## EXERCISE OBJECTIVE
Pictures in the records should not be copied, but every other part must be repeated exactly.

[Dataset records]
··········

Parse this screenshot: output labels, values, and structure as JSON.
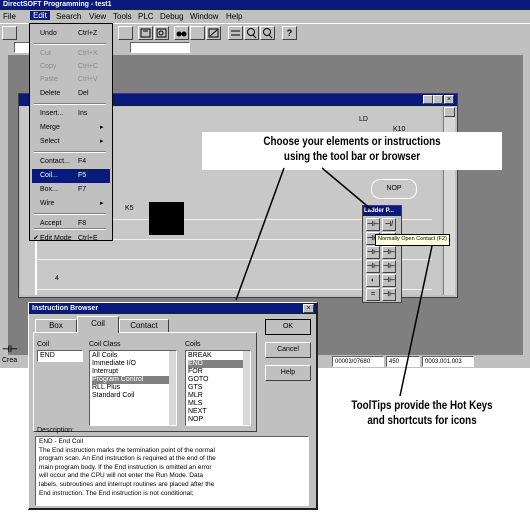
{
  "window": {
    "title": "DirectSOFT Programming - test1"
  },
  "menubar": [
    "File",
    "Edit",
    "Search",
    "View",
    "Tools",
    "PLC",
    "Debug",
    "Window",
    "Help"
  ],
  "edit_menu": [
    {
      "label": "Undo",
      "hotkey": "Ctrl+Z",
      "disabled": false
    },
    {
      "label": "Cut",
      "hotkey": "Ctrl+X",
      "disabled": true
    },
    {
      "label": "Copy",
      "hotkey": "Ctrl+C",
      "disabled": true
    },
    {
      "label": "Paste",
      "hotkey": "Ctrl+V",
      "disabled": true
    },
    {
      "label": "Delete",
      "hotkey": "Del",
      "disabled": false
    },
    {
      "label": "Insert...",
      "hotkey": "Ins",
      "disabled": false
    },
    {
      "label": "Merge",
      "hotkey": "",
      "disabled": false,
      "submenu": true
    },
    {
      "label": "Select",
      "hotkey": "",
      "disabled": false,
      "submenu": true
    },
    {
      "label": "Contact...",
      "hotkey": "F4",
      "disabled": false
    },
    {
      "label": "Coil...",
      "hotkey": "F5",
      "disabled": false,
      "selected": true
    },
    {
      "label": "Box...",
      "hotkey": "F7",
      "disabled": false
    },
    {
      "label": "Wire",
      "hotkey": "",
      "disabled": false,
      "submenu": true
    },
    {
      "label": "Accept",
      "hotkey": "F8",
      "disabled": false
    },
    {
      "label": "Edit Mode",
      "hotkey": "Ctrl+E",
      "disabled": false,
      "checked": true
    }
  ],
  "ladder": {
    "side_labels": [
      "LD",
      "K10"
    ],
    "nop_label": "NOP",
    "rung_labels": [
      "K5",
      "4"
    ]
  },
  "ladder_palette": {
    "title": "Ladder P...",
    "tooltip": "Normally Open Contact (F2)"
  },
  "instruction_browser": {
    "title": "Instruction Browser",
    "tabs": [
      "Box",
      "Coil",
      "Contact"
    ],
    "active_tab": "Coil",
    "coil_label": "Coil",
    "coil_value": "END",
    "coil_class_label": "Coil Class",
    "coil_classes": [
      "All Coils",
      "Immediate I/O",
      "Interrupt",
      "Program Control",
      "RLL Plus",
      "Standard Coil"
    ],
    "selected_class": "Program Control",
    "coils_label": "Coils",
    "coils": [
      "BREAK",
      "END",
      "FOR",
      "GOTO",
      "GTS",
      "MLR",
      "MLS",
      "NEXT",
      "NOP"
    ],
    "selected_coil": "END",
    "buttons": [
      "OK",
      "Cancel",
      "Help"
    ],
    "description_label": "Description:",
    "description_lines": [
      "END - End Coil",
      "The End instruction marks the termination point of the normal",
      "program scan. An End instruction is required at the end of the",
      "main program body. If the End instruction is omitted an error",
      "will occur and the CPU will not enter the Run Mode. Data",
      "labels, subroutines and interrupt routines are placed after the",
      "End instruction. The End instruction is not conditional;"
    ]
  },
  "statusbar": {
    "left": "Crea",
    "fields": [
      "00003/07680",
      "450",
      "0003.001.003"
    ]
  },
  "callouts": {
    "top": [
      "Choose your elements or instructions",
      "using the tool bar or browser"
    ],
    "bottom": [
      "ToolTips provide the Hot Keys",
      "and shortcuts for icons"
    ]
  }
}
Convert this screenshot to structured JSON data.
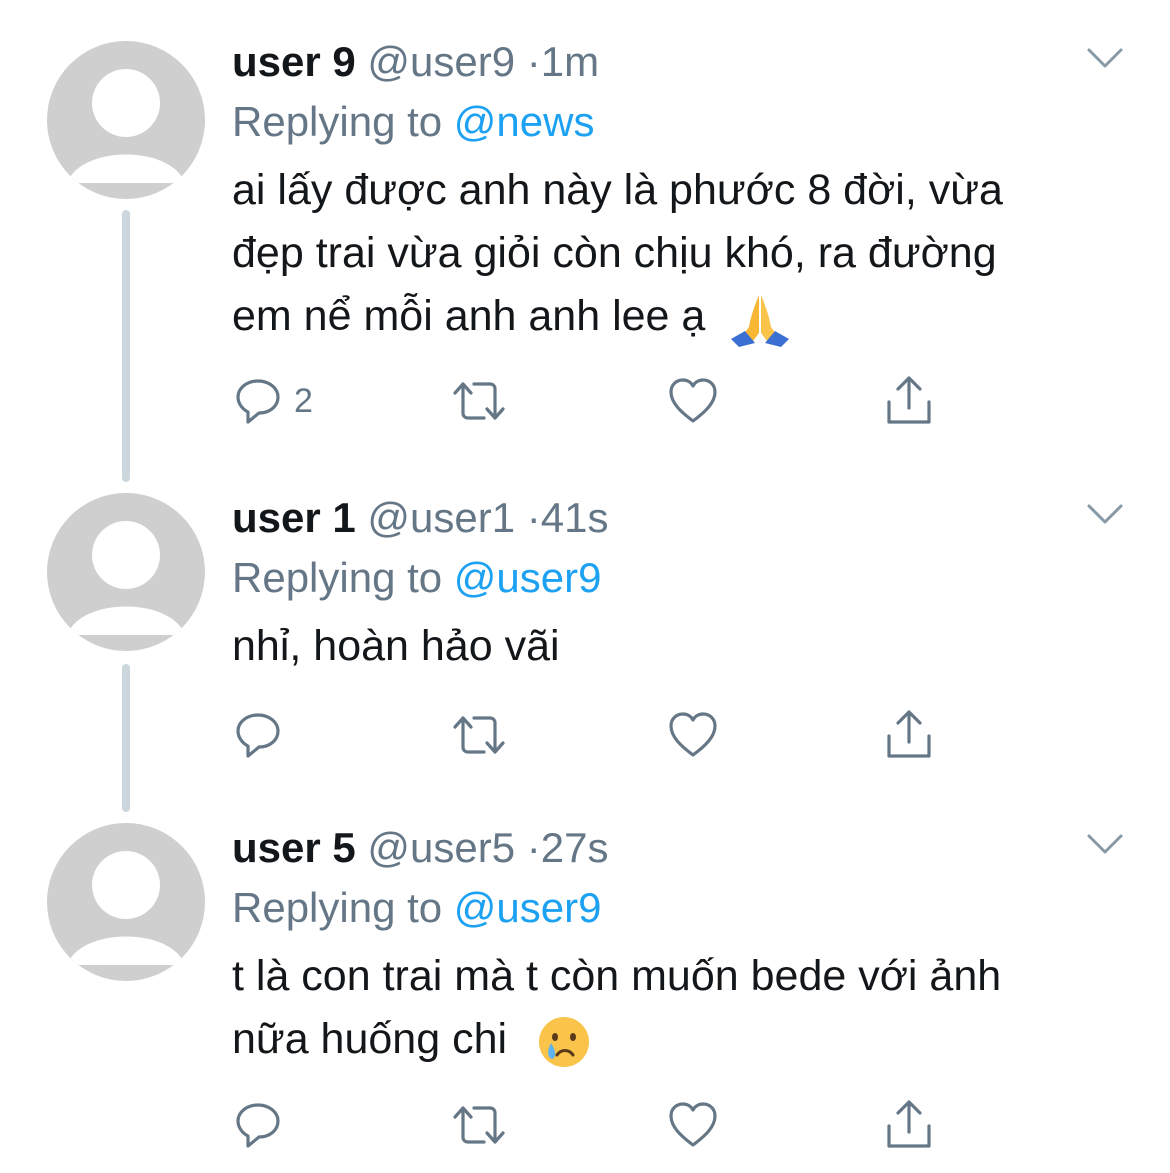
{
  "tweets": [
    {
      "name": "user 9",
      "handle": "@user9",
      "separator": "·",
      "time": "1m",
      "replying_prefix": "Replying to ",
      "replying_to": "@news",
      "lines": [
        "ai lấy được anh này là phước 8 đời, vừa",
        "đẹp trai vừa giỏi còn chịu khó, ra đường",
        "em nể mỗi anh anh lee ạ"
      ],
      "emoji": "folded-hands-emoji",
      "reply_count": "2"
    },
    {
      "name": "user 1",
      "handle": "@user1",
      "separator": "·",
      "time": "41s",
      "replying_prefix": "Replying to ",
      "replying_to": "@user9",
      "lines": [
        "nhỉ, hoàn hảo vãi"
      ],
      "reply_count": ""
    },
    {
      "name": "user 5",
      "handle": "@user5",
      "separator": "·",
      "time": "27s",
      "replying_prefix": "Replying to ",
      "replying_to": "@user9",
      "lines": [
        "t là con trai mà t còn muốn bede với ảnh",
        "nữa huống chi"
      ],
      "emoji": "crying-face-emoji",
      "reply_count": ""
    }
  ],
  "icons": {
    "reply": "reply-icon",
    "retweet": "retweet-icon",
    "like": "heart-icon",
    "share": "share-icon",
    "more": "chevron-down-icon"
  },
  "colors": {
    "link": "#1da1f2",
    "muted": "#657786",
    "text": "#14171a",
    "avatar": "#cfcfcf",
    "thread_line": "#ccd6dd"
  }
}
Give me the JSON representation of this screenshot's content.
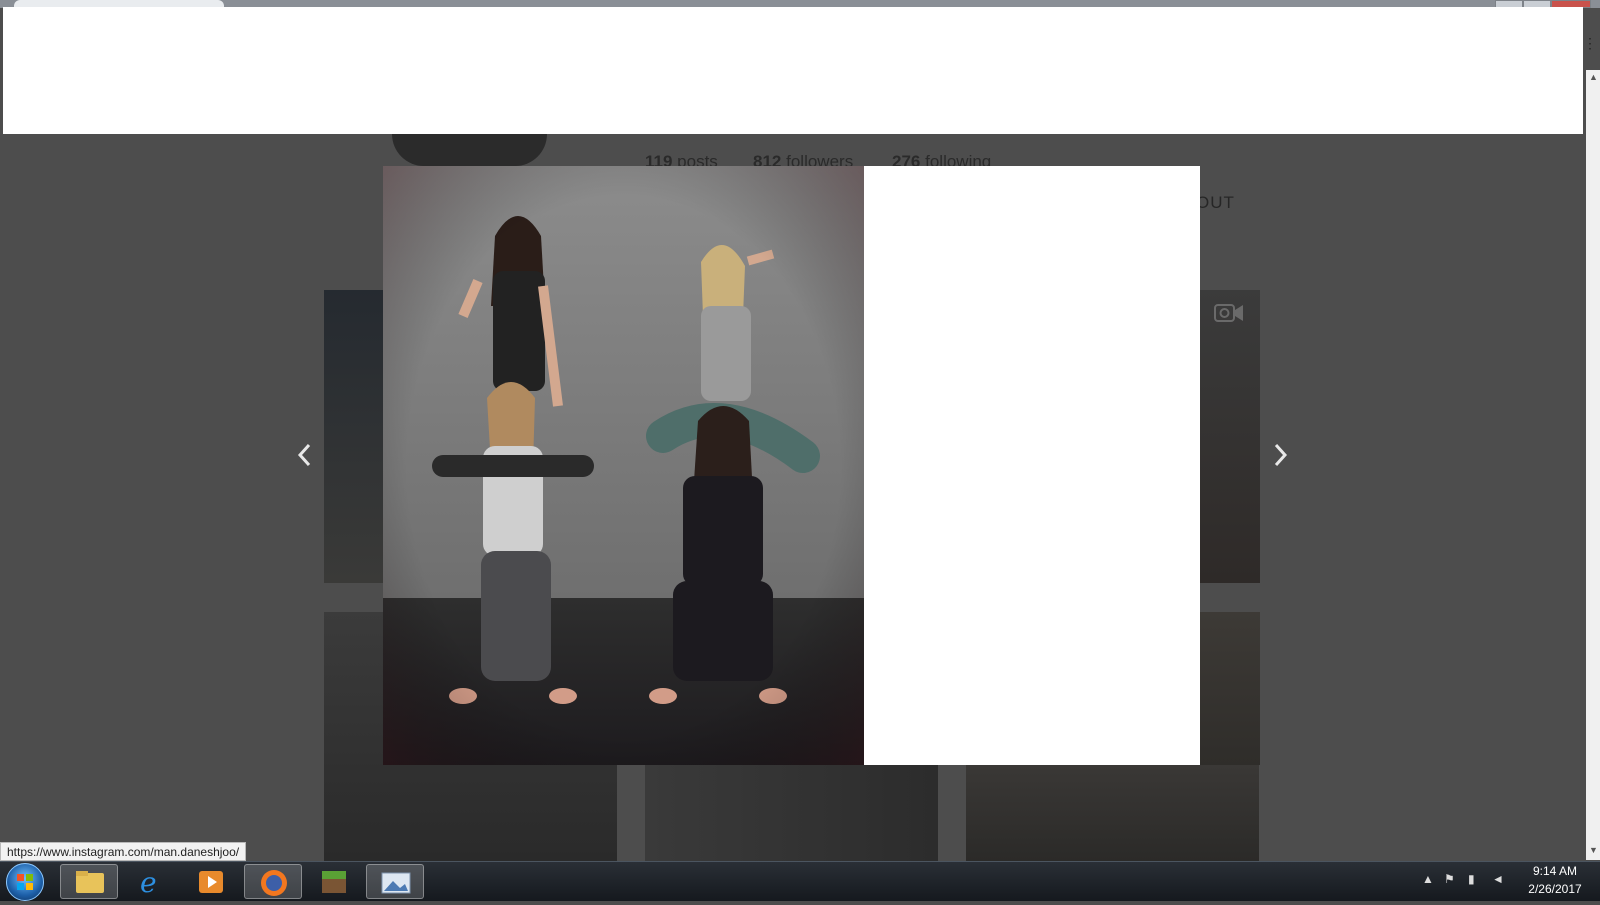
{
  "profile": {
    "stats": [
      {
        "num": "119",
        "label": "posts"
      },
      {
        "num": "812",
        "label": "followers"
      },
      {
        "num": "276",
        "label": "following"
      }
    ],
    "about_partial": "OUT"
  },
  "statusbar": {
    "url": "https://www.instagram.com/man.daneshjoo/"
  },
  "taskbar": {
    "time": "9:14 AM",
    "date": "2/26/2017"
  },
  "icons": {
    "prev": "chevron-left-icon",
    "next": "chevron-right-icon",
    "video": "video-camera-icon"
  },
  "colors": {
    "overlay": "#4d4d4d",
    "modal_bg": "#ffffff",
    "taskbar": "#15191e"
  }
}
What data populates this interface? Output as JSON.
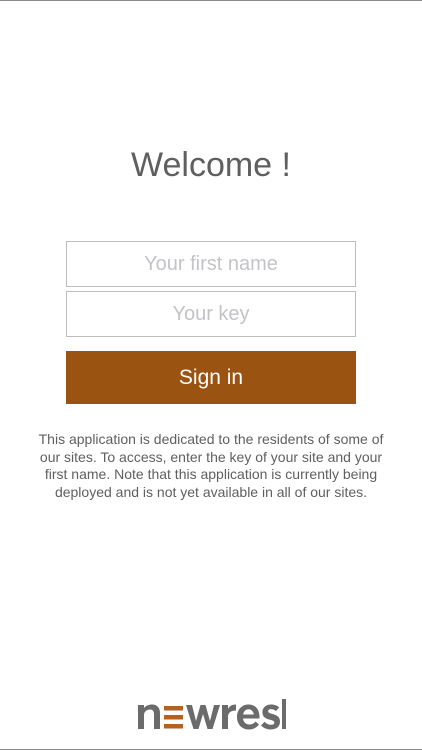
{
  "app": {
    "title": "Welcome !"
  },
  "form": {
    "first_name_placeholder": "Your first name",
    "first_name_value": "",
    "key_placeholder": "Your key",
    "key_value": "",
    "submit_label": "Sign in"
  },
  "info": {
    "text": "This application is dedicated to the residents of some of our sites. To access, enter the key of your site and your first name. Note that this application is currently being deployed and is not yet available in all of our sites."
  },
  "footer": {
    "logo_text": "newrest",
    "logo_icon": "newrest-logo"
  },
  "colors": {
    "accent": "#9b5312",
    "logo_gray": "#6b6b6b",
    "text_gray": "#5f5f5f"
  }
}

··········

## CORRECT OUTPUT
Parse this screenshot: output labels, values, and structure as JSON.
{
  "window": {
    "title": "DirectSOFT Programming - test1"
  },
  "menubar": [
    "File",
    "Edit",
    "Search",
    "View",
    "Tools",
    "PLC",
    "Debug",
    "Window",
    "Help"
  ],
  "edit_menu": [
    {
      "label": "Undo",
      "hotkey": "Ctrl+Z",
      "disabled": false
    },
    {
      "label": "Cut",
      "hotkey": "Ctrl+X",
      "disabled": true
    },
    {
      "label": "Copy",
      "hotkey": "Ctrl+C",
      "disabled": true
    },
    {
      "label": "Paste",
      "hotkey": "Ctrl+V",
      "disabled": true
    },
    {
      "label": "Delete",
      "hotkey": "Del",
      "disabled": false
    },
    {
      "label": "Insert...",
      "hotkey": "Ins",
      "disabled": false
    },
    {
      "label": "Merge",
      "hotkey": "",
      "disabled": false,
      "submenu": true
    },
    {
      "label": "Select",
      "hotkey": "",
      "disabled": false,
      "submenu": true
    },
    {
      "label": "Contact...",
      "hotkey": "F4",
      "disabled": false
    },
    {
      "label": "Coil...",
      "hotkey": "F5",
      "disabled": false,
      "selected": true
    },
    {
      "label": "Box...",
      "hotkey": "F7",
      "disabled": false
    },
    {
      "label": "Wire",
      "hotkey": "",
      "disabled": false,
      "submenu": true
    },
    {
      "label": "Accept",
      "hotkey": "F8",
      "disabled": false
    },
    {
      "label": "Edit Mode",
      "hotkey": "Ctrl+E",
      "disabled": false,
      "checked": true
    }
  ],
  "ladder": {
    "side_labels": [
      "LD",
      "K10"
    ],
    "nop_label": "NOP",
    "rung_labels": [
      "K5",
      "4"
    ]
  },
  "ladder_palette": {
    "title": "Ladder P...",
    "tooltip": "Normally Open Contact (F2)"
  },
  "instruction_browser": {
    "title": "Instruction Browser",
    "tabs": [
      "Box",
      "Coil",
      "Contact"
    ],
    "active_tab": "Coil",
    "coil_label": "Coil",
    "coil_value": "END",
    "coil_class_label": "Coil Class",
    "coil_classes": [
      "All Coils",
      "Immediate I/O",
      "Interrupt",
      "Program Control",
      "RLL Plus",
      "Standard Coil"
    ],
    "selected_class": "Program Control",
    "coils_label": "Coils",
    "coils": [
      "BREAK",
      "END",
      "FOR",
      "GOTO",
      "GTS",
      "MLR",
      "MLS",
      "NEXT",
      "NOP"
    ],
    "selected_coil": "END",
    "buttons": [
      "OK",
      "Cancel",
      "Help"
    ],
    "description_label": "Description:",
    "description_lines": [
      "END - End Coil",
      "The End instruction marks the termination point of the normal",
      "program scan. An End instruction is required at the end of the",
      "main program body. If the End instruction is omitted an error",
      "will occur and the CPU will not enter the Run Mode. Data",
      "labels, subroutines and interrupt routines are placed after the",
      "End instruction. The End instruction is not conditional;"
    ]
  },
  "statusbar": {
    "left": "Crea",
    "fields": [
      "00003/07680",
      "450",
      "0003.001.003"
    ]
  },
  "callouts": {
    "top": [
      "Choose your elements or instructions",
      "using the tool bar or browser"
    ],
    "bottom": [
      "ToolTips provide the Hot Keys",
      "and shortcuts for icons"
    ]
  }
}
Convert this screenshot to structured JSON data.
{
  "tweets": [
    {
      "name": "user 9",
      "handle": "@user9",
      "separator": "·",
      "time": "1m",
      "replying_prefix": "Replying to ",
      "replying_to": "@news",
      "lines": [
        "ai lấy được anh này là phước 8 đời, vừa",
        "đẹp trai vừa giỏi còn chịu khó, ra đường",
        "em nể mỗi anh anh lee ạ"
      ],
      "emoji": "folded-hands-emoji",
      "reply_count": "2"
    },
    {
      "name": "user 1",
      "handle": "@user1",
      "separator": "·",
      "time": "41s",
      "replying_prefix": "Replying to ",
      "replying_to": "@user9",
      "lines": [
        "nhỉ, hoàn hảo vãi"
      ],
      "reply_count": ""
    },
    {
      "name": "user 5",
      "handle": "@user5",
      "separator": "·",
      "time": "27s",
      "replying_prefix": "Replying to ",
      "replying_to": "@user9",
      "lines": [
        "t là con trai mà t còn muốn bede với ảnh",
        "nữa huống chi"
      ],
      "emoji": "crying-face-emoji",
      "reply_count": ""
    }
  ],
  "icons": {
    "reply": "reply-icon",
    "retweet": "retweet-icon",
    "like": "heart-icon",
    "share": "share-icon",
    "more": "chevron-down-icon"
  },
  "colors": {
    "link": "#1da1f2",
    "muted": "#657786",
    "text": "#14171a",
    "avatar": "#cfcfcf",
    "thread_line": "#ccd6dd"
  }
}
Give me the JSON representation of this screenshot's content.
{
  "profile": {
    "stats": [
      {
        "num": "119",
        "label": "posts"
      },
      {
        "num": "812",
        "label": "followers"
      },
      {
        "num": "276",
        "label": "following"
      }
    ],
    "about_partial": "OUT"
  },
  "statusbar": {
    "url": "https://www.instagram.com/man.daneshjoo/"
  },
  "taskbar": {
    "time": "9:14 AM",
    "date": "2/26/2017"
  },
  "icons": {
    "prev": "chevron-left-icon",
    "next": "chevron-right-icon",
    "video": "video-camera-icon"
  },
  "colors": {
    "overlay": "#4d4d4d",
    "modal_bg": "#ffffff",
    "taskbar": "#15191e"
  }
}
What data populates this interface? Output as JSON.
{
  "app": {
    "title": "Welcome !"
  },
  "form": {
    "first_name_placeholder": "Your first name",
    "first_name_value": "",
    "key_placeholder": "Your key",
    "key_value": "",
    "submit_label": "Sign in"
  },
  "info": {
    "text": "This application is dedicated to the residents of some of our sites. To access, enter the key of your site and your first name. Note that this application is currently being deployed and is not yet available in all of our sites."
  },
  "footer": {
    "logo_text": "newrest",
    "logo_icon": "newrest-logo"
  },
  "colors": {
    "accent": "#9b5312",
    "logo_gray": "#6b6b6b",
    "text_gray": "#5f5f5f"
  }
}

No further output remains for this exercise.